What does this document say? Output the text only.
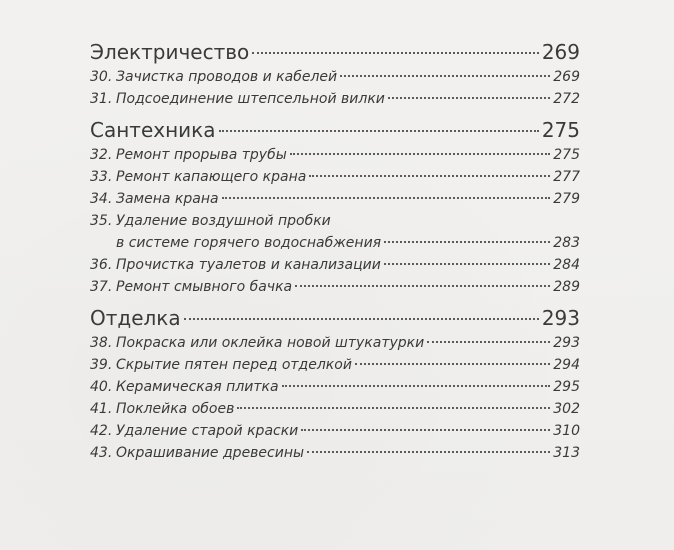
Электричество	269
30. Зачистка проводов и кабелей	269
31. Подсоединение штепсельной вилки	272
Сантехника	275
32. Ремонт прорыва трубы	275
33. Ремонт капающего крана	277
34. Замена крана	279
35. Удаление воздушной пробки
в системе горячего водоснабжения	283
36. Прочистка туалетов и канализации	284
37. Ремонт смывного бачка	289
Отделка	293
38. Покраска или оклейка новой штукатурки	293
39. Скрытие пятен перед отделкой	294
40. Керамическая плитка	295
41. Поклейка обоев	302
42. Удаление старой краски	310
43. Окрашивание древесины	313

#### Request
Going through the lines above one by one, tally those with the word "Удаление" and give only the total.

#### Final result
2